= WHAT YOU HAVE TO DO =
Return the full listing, so that each line matches the original exactly.

= DATA TO USE =
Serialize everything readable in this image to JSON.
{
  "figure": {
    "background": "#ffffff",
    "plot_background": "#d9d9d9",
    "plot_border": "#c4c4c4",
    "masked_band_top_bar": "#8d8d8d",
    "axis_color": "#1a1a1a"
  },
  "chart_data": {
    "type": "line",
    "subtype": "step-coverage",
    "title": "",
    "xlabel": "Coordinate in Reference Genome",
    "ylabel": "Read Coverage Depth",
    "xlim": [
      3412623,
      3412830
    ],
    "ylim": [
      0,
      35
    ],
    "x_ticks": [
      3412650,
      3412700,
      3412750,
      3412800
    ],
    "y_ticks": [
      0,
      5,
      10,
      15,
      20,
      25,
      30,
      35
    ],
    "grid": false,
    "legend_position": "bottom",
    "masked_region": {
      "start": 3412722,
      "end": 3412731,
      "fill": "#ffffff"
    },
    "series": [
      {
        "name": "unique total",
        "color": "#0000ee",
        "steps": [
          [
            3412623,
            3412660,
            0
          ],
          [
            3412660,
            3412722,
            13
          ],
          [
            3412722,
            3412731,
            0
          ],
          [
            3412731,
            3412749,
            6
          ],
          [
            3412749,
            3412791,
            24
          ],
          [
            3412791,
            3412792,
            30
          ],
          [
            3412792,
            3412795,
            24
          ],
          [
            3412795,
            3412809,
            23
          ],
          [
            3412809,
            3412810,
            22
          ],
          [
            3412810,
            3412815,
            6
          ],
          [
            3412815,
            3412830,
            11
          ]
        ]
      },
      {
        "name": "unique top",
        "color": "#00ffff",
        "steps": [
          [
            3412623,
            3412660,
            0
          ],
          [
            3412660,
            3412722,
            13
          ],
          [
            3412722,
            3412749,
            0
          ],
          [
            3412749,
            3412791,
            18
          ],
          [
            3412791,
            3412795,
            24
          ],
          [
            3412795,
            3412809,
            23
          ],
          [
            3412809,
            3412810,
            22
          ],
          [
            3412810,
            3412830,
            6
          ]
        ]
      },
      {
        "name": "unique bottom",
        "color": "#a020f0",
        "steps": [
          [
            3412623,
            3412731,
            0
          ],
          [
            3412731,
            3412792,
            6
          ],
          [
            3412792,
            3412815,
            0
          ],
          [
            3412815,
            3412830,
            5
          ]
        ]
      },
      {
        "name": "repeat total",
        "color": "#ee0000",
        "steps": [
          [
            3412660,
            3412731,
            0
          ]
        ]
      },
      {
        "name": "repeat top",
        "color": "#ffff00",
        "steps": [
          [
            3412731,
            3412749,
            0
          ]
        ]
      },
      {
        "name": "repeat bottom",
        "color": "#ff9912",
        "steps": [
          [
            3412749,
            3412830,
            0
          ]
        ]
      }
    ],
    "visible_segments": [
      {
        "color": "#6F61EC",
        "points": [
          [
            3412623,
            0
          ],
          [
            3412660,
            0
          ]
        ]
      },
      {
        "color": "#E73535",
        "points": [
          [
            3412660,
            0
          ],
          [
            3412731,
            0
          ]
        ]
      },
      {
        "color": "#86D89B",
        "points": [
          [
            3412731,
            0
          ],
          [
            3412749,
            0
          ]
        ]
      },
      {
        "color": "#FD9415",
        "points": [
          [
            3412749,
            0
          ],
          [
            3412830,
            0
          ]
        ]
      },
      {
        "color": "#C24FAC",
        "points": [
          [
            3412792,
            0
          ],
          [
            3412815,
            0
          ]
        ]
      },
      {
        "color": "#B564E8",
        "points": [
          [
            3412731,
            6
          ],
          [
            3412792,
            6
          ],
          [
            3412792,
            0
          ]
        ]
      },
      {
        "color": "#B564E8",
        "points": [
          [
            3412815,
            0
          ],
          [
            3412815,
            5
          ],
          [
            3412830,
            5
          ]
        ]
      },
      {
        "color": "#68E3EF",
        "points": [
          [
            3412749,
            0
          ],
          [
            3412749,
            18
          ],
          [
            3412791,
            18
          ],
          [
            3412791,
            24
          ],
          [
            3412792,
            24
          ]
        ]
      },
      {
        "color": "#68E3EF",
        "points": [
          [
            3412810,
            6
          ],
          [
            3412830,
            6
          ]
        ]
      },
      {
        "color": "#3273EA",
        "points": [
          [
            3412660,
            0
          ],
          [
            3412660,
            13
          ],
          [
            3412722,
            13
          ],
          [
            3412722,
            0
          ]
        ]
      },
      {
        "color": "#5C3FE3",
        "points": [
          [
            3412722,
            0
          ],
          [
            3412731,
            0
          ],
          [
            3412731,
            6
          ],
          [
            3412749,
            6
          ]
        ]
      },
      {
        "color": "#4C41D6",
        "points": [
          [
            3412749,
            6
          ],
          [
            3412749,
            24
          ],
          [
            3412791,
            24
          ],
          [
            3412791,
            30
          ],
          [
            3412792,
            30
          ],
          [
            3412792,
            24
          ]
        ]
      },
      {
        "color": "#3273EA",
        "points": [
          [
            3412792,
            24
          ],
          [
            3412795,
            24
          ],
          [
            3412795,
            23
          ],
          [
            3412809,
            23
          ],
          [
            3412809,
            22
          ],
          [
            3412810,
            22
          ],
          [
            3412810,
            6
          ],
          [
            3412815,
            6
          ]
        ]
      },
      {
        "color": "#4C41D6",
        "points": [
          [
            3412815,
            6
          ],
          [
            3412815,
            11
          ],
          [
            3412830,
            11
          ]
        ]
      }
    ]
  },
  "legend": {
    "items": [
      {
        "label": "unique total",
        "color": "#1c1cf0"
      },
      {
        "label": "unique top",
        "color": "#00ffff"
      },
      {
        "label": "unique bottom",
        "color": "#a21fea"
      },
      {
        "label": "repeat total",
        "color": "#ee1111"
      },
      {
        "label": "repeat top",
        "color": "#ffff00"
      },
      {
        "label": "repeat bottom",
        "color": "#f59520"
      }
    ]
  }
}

= RESPONSE TO THIS EXERCISE =
Serialize everything readable in this image to JSON.
{
  "figure": {
    "background": "#ffffff",
    "plot_background": "#d9d9d9",
    "plot_border": "#c4c4c4",
    "masked_band_top_bar": "#8d8d8d",
    "axis_color": "#1a1a1a"
  },
  "chart_data": {
    "type": "line",
    "subtype": "step-coverage",
    "title": "",
    "xlabel": "Coordinate in Reference Genome",
    "ylabel": "Read Coverage Depth",
    "xlim": [
      3412623,
      3412830
    ],
    "ylim": [
      0,
      35
    ],
    "x_ticks": [
      3412650,
      3412700,
      3412750,
      3412800
    ],
    "y_ticks": [
      0,
      5,
      10,
      15,
      20,
      25,
      30,
      35
    ],
    "grid": false,
    "legend_position": "bottom",
    "masked_region": {
      "start": 3412722,
      "end": 3412731,
      "fill": "#ffffff"
    },
    "series": [
      {
        "name": "unique total",
        "color": "#0000ee",
        "steps": [
          [
            3412623,
            3412660,
            0
          ],
          [
            3412660,
            3412722,
            13
          ],
          [
            3412722,
            3412731,
            0
          ],
          [
            3412731,
            3412749,
            6
          ],
          [
            3412749,
            3412791,
            24
          ],
          [
            3412791,
            3412792,
            30
          ],
          [
            3412792,
            3412795,
            24
          ],
          [
            3412795,
            3412809,
            23
          ],
          [
            3412809,
            3412810,
            22
          ],
          [
            3412810,
            3412815,
            6
          ],
          [
            3412815,
            3412830,
            11
          ]
        ]
      },
      {
        "name": "unique top",
        "color": "#00ffff",
        "steps": [
          [
            3412623,
            3412660,
            0
          ],
          [
            3412660,
            3412722,
            13
          ],
          [
            3412722,
            3412749,
            0
          ],
          [
            3412749,
            3412791,
            18
          ],
          [
            3412791,
            3412795,
            24
          ],
          [
            3412795,
            3412809,
            23
          ],
          [
            3412809,
            3412810,
            22
          ],
          [
            3412810,
            3412830,
            6
          ]
        ]
      },
      {
        "name": "unique bottom",
        "color": "#a020f0",
        "steps": [
          [
            3412623,
            3412731,
            0
          ],
          [
            3412731,
            3412792,
            6
          ],
          [
            3412792,
            3412815,
            0
          ],
          [
            3412815,
            3412830,
            5
          ]
        ]
      },
      {
        "name": "repeat total",
        "color": "#ee0000",
        "steps": [
          [
            3412660,
            3412731,
            0
          ]
        ]
      },
      {
        "name": "repeat top",
        "color": "#ffff00",
        "steps": [
          [
            3412731,
            3412749,
            0
          ]
        ]
      },
      {
        "name": "repeat bottom",
        "color": "#ff9912",
        "steps": [
          [
            3412749,
            3412830,
            0
          ]
        ]
      }
    ],
    "visible_segments": [
      {
        "color": "#6F61EC",
        "points": [
          [
            3412623,
            0
          ],
          [
            3412660,
            0
          ]
        ]
      },
      {
        "color": "#E73535",
        "points": [
          [
            3412660,
            0
          ],
          [
            3412731,
            0
          ]
        ]
      },
      {
        "color": "#86D89B",
        "points": [
          [
            3412731,
            0
          ],
          [
            3412749,
            0
          ]
        ]
      },
      {
        "color": "#FD9415",
        "points": [
          [
            3412749,
            0
          ],
          [
            3412830,
            0
          ]
        ]
      },
      {
        "color": "#C24FAC",
        "points": [
          [
            3412792,
            0
          ],
          [
            3412815,
            0
          ]
        ]
      },
      {
        "color": "#B564E8",
        "points": [
          [
            3412731,
            6
          ],
          [
            3412792,
            6
          ],
          [
            3412792,
            0
          ]
        ]
      },
      {
        "color": "#B564E8",
        "points": [
          [
            3412815,
            0
          ],
          [
            3412815,
            5
          ],
          [
            3412830,
            5
          ]
        ]
      },
      {
        "color": "#68E3EF",
        "points": [
          [
            3412749,
            0
          ],
          [
            3412749,
            18
          ],
          [
            3412791,
            18
          ],
          [
            3412791,
            24
          ],
          [
            3412792,
            24
          ]
        ]
      },
      {
        "color": "#68E3EF",
        "points": [
          [
            3412810,
            6
          ],
          [
            3412830,
            6
          ]
        ]
      },
      {
        "color": "#3273EA",
        "points": [
          [
            3412660,
            0
          ],
          [
            3412660,
            13
          ],
          [
            3412722,
            13
          ],
          [
            3412722,
            0
          ]
        ]
      },
      {
        "color": "#5C3FE3",
        "points": [
          [
            3412722,
            0
          ],
          [
            3412731,
            0
          ],
          [
            3412731,
            6
          ],
          [
            3412749,
            6
          ]
        ]
      },
      {
        "color": "#4C41D6",
        "points": [
          [
            3412749,
            6
          ],
          [
            3412749,
            24
          ],
          [
            3412791,
            24
          ],
          [
            3412791,
            30
          ],
          [
            3412792,
            30
          ],
          [
            3412792,
            24
          ]
        ]
      },
      {
        "color": "#3273EA",
        "points": [
          [
            3412792,
            24
          ],
          [
            3412795,
            24
          ],
          [
            3412795,
            23
          ],
          [
            3412809,
            23
          ],
          [
            3412809,
            22
          ],
          [
            3412810,
            22
          ],
          [
            3412810,
            6
          ],
          [
            3412815,
            6
          ]
        ]
      },
      {
        "color": "#4C41D6",
        "points": [
          [
            3412815,
            6
          ],
          [
            3412815,
            11
          ],
          [
            3412830,
            11
          ]
        ]
      }
    ]
  },
  "legend": {
    "items": [
      {
        "label": "unique total",
        "color": "#1c1cf0"
      },
      {
        "label": "unique top",
        "color": "#00ffff"
      },
      {
        "label": "unique bottom",
        "color": "#a21fea"
      },
      {
        "label": "repeat total",
        "color": "#ee1111"
      },
      {
        "label": "repeat top",
        "color": "#ffff00"
      },
      {
        "label": "repeat bottom",
        "color": "#f59520"
      }
    ]
  }
}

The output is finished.